== Dataset
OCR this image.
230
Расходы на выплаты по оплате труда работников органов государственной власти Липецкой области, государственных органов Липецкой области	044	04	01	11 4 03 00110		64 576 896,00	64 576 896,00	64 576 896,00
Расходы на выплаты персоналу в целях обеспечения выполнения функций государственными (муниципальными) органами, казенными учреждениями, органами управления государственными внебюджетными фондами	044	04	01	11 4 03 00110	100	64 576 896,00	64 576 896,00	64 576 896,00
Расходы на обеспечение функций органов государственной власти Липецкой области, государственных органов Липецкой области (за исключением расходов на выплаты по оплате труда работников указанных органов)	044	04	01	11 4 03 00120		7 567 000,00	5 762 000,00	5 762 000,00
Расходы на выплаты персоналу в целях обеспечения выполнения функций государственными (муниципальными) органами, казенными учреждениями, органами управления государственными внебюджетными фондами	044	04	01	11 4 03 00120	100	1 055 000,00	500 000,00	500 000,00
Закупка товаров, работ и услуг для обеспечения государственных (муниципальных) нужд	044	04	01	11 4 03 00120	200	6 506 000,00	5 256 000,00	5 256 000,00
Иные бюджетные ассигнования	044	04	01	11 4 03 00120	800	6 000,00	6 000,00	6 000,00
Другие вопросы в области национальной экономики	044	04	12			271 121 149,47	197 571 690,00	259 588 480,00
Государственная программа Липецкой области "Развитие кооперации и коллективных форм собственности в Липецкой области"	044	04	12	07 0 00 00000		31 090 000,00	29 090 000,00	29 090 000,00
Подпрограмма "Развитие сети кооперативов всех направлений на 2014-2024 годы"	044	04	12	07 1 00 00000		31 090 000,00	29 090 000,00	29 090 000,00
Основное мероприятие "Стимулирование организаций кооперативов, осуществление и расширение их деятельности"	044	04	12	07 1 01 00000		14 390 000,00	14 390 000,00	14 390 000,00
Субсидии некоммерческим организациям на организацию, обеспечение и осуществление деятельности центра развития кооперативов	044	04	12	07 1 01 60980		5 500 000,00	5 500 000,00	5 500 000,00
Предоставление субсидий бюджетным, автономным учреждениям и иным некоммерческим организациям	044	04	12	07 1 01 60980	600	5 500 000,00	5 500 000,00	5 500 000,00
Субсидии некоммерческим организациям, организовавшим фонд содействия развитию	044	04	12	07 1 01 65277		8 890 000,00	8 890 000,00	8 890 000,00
====
* [Task statement] Identify lines with the string "организациям". Copy each one.

* [Response]
Субсидии некоммерческим организациям на организацию, обеспечение и осуществление деятельности центра развития кооперативов	044	04	12	07 1 01 60980		5 500 000,00	5 500 000,00	5 500 000,00
Предоставление субсидий бюджетным, автономным учреждениям и иным некоммерческим организациям	044	04	12	07 1 01 60980	600	5 500 000,00	5 500 000,00	5 500 000,00
Субсидии некоммерческим организациям, организовавшим фонд содействия развитию	044	04	12	07 1 01 65277		8 890 000,00	8 890 000,00	8 890 000,00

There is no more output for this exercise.